The records below need retyping in full; give them again exactly.

(Structured figure records)
□ □ □ □ □

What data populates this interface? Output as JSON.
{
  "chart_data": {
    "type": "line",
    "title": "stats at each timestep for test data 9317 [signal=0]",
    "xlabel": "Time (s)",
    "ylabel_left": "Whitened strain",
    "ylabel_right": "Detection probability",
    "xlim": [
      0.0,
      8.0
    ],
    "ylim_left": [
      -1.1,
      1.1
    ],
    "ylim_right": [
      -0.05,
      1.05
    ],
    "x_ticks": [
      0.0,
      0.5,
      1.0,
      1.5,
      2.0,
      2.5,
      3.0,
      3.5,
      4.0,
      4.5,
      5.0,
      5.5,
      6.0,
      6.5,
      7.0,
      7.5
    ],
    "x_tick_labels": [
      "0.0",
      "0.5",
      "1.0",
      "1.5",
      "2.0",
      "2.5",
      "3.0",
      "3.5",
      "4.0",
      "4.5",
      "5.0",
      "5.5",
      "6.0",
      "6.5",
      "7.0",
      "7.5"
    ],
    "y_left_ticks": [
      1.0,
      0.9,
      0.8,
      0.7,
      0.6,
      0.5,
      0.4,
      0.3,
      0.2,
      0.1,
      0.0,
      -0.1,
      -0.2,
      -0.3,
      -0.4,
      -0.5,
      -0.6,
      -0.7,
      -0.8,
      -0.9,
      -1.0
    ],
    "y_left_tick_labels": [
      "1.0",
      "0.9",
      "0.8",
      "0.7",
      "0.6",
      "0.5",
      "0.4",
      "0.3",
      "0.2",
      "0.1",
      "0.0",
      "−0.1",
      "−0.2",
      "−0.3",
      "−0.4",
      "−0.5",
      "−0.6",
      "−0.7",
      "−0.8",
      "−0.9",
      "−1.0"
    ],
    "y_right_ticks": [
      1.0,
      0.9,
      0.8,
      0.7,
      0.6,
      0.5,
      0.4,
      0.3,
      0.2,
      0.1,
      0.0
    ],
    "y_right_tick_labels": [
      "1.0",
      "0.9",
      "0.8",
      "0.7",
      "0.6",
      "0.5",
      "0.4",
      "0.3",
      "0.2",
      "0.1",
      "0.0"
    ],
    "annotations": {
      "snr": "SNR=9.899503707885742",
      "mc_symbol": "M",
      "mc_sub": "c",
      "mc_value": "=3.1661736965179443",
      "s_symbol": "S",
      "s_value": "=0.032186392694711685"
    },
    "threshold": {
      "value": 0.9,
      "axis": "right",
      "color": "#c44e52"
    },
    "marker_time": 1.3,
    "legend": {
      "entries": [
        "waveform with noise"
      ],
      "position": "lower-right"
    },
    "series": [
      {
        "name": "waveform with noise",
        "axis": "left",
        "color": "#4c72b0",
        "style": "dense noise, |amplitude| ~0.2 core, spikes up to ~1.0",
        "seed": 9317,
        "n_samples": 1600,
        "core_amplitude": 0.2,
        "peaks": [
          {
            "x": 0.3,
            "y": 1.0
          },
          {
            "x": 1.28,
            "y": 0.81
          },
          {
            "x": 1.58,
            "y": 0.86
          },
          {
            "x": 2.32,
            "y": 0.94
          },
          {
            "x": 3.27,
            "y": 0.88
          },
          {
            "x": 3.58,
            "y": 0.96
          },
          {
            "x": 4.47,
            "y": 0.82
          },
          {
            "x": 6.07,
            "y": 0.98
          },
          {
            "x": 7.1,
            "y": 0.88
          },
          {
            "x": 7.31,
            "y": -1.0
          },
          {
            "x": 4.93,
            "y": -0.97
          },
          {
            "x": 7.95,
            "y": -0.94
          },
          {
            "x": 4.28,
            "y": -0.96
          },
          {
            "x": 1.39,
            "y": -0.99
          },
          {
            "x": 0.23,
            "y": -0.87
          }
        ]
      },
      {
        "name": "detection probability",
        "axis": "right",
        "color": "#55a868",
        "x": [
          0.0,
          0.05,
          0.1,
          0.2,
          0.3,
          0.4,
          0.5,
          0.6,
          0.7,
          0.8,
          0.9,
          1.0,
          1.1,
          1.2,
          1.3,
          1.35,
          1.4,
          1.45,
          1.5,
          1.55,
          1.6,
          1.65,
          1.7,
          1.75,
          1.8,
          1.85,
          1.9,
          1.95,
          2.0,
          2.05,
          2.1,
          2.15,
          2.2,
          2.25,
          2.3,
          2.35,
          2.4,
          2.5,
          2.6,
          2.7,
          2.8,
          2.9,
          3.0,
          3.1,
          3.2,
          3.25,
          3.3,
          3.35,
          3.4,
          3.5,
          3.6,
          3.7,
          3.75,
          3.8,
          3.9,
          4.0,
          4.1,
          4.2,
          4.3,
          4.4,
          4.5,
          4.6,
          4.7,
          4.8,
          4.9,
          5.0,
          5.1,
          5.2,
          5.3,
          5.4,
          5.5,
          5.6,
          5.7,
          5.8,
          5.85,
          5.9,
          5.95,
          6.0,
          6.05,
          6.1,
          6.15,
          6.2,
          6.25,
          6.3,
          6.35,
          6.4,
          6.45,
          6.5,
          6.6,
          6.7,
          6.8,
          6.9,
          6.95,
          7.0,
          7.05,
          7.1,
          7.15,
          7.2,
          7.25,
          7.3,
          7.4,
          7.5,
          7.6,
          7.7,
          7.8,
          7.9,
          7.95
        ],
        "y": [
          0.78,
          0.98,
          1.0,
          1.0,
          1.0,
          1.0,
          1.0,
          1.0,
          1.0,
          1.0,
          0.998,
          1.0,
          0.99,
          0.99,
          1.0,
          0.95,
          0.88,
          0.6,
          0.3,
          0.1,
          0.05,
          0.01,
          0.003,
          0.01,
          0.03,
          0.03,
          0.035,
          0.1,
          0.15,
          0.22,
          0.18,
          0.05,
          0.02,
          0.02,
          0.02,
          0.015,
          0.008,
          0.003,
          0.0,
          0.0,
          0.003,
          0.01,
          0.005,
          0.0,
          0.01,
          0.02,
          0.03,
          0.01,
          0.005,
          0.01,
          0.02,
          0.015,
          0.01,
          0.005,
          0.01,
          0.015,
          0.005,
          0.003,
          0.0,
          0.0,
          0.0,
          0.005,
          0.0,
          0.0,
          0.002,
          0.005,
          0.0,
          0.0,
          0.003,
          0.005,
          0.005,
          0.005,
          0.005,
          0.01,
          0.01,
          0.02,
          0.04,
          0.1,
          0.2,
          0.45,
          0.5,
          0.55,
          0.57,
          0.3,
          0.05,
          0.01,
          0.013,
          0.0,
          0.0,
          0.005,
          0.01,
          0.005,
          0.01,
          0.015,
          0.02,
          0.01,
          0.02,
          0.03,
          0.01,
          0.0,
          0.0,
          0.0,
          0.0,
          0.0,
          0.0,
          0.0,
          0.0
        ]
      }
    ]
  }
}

□ □ □ □ □

▸ Task response:
What data populates this interface? Output as JSON.
{
  "chart_data": {
    "type": "line",
    "title": "stats at each timestep for test data 9317 [signal=0]",
    "xlabel": "Time (s)",
    "ylabel_left": "Whitened strain",
    "ylabel_right": "Detection probability",
    "xlim": [
      0.0,
      8.0
    ],
    "ylim_left": [
      -1.1,
      1.1
    ],
    "ylim_right": [
      -0.05,
      1.05
    ],
    "x_ticks": [
      0.0,
      0.5,
      1.0,
      1.5,
      2.0,
      2.5,
      3.0,
      3.5,
      4.0,
      4.5,
      5.0,
      5.5,
      6.0,
      6.5,
      7.0,
      7.5
    ],
    "x_tick_labels": [
      "0.0",
      "0.5",
      "1.0",
      "1.5",
      "2.0",
      "2.5",
      "3.0",
      "3.5",
      "4.0",
      "4.5",
      "5.0",
      "5.5",
      "6.0",
      "6.5",
      "7.0",
      "7.5"
    ],
    "y_left_ticks": [
      1.0,
      0.9,
      0.8,
      0.7,
      0.6,
      0.5,
      0.4,
      0.3,
      0.2,
      0.1,
      0.0,
      -0.1,
      -0.2,
      -0.3,
      -0.4,
      -0.5,
      -0.6,
      -0.7,
      -0.8,
      -0.9,
      -1.0
    ],
    "y_left_tick_labels": [
      "1.0",
      "0.9",
      "0.8",
      "0.7",
      "0.6",
      "0.5",
      "0.4",
      "0.3",
      "0.2",
      "0.1",
      "0.0",
      "−0.1",
      "−0.2",
      "−0.3",
      "−0.4",
      "−0.5",
      "−0.6",
      "−0.7",
      "−0.8",
      "−0.9",
      "−1.0"
    ],
    "y_right_ticks": [
      1.0,
      0.9,
      0.8,
      0.7,
      0.6,
      0.5,
      0.4,
      0.3,
      0.2,
      0.1,
      0.0
    ],
    "y_right_tick_labels": [
      "1.0",
      "0.9",
      "0.8",
      "0.7",
      "0.6",
      "0.5",
      "0.4",
      "0.3",
      "0.2",
      "0.1",
      "0.0"
    ],
    "annotations": {
      "snr": "SNR=9.899503707885742",
      "mc_symbol": "M",
      "mc_sub": "c",
      "mc_value": "=3.1661736965179443",
      "s_symbol": "S",
      "s_value": "=0.032186392694711685"
    },
    "threshold": {
      "value": 0.9,
      "axis": "right",
      "color": "#c44e52"
    },
    "marker_time": 1.3,
    "legend": {
      "entries": [
        "waveform with noise"
      ],
      "position": "lower-right"
    },
    "series": [
      {
        "name": "waveform with noise",
        "axis": "left",
        "color": "#4c72b0",
        "style": "dense noise, |amplitude| ~0.2 core, spikes up to ~1.0",
        "seed": 9317,
        "n_samples": 1600,
        "core_amplitude": 0.2,
        "peaks": [
          {
            "x": 0.3,
            "y": 1.0
          },
          {
            "x": 1.28,
            "y": 0.81
          },
          {
            "x": 1.58,
            "y": 0.86
          },
          {
            "x": 2.32,
            "y": 0.94
          },
          {
            "x": 3.27,
            "y": 0.88
          },
          {
            "x": 3.58,
            "y": 0.96
          },
          {
            "x": 4.47,
            "y": 0.82
          },
          {
            "x": 6.07,
            "y": 0.98
          },
          {
            "x": 7.1,
            "y": 0.88
          },
          {
            "x": 7.31,
            "y": -1.0
          },
          {
            "x": 4.93,
            "y": -0.97
          },
          {
            "x": 7.95,
            "y": -0.94
          },
          {
            "x": 4.28,
            "y": -0.96
          },
          {
            "x": 1.39,
            "y": -0.99
          },
          {
            "x": 0.23,
            "y": -0.87
          }
        ]
      },
      {
        "name": "detection probability",
        "axis": "right",
        "color": "#55a868",
        "x": [
          0.0,
          0.05,
          0.1,
          0.2,
          0.3,
          0.4,
          0.5,
          0.6,
          0.7,
          0.8,
          0.9,
          1.0,
          1.1,
          1.2,
          1.3,
          1.35,
          1.4,
          1.45,
          1.5,
          1.55,
          1.6,
          1.65,
          1.7,
          1.75,
          1.8,
          1.85,
          1.9,
          1.95,
          2.0,
          2.05,
          2.1,
          2.15,
          2.2,
          2.25,
          2.3,
          2.35,
          2.4,
          2.5,
          2.6,
          2.7,
          2.8,
          2.9,
          3.0,
          3.1,
          3.2,
          3.25,
          3.3,
          3.35,
          3.4,
          3.5,
          3.6,
          3.7,
          3.75,
          3.8,
          3.9,
          4.0,
          4.1,
          4.2,
          4.3,
          4.4,
          4.5,
          4.6,
          4.7,
          4.8,
          4.9,
          5.0,
          5.1,
          5.2,
          5.3,
          5.4,
          5.5,
          5.6,
          5.7,
          5.8,
          5.85,
          5.9,
          5.95,
          6.0,
          6.05,
          6.1,
          6.15,
          6.2,
          6.25,
          6.3,
          6.35,
          6.4,
          6.45,
          6.5,
          6.6,
          6.7,
          6.8,
          6.9,
          6.95,
          7.0,
          7.05,
          7.1,
          7.15,
          7.2,
          7.25,
          7.3,
          7.4,
          7.5,
          7.6,
          7.7,
          7.8,
          7.9,
          7.95
        ],
        "y": [
          0.78,
          0.98,
          1.0,
          1.0,
          1.0,
          1.0,
          1.0,
          1.0,
          1.0,
          1.0,
          0.998,
          1.0,
          0.99,
          0.99,
          1.0,
          0.95,
          0.88,
          0.6,
          0.3,
          0.1,
          0.05,
          0.01,
          0.003,
          0.01,
          0.03,
          0.03,
          0.035,
          0.1,
          0.15,
          0.22,
          0.18,
          0.05,
          0.02,
          0.02,
          0.02,
          0.015,
          0.008,
          0.003,
          0.0,
          0.0,
          0.003,
          0.01,
          0.005,
          0.0,
          0.01,
          0.02,
          0.03,
          0.01,
          0.005,
          0.01,
          0.02,
          0.015,
          0.01,
          0.005,
          0.01,
          0.015,
          0.005,
          0.003,
          0.0,
          0.0,
          0.0,
          0.005,
          0.0,
          0.0,
          0.002,
          0.005,
          0.0,
          0.0,
          0.003,
          0.005,
          0.005,
          0.005,
          0.005,
          0.01,
          0.01,
          0.02,
          0.04,
          0.1,
          0.2,
          0.45,
          0.5,
          0.55,
          0.57,
          0.3,
          0.05,
          0.01,
          0.013,
          0.0,
          0.0,
          0.005,
          0.01,
          0.005,
          0.01,
          0.015,
          0.02,
          0.01,
          0.02,
          0.03,
          0.01,
          0.0,
          0.0,
          0.0,
          0.0,
          0.0,
          0.0,
          0.0,
          0.0
        ]
      }
    ]
  }
}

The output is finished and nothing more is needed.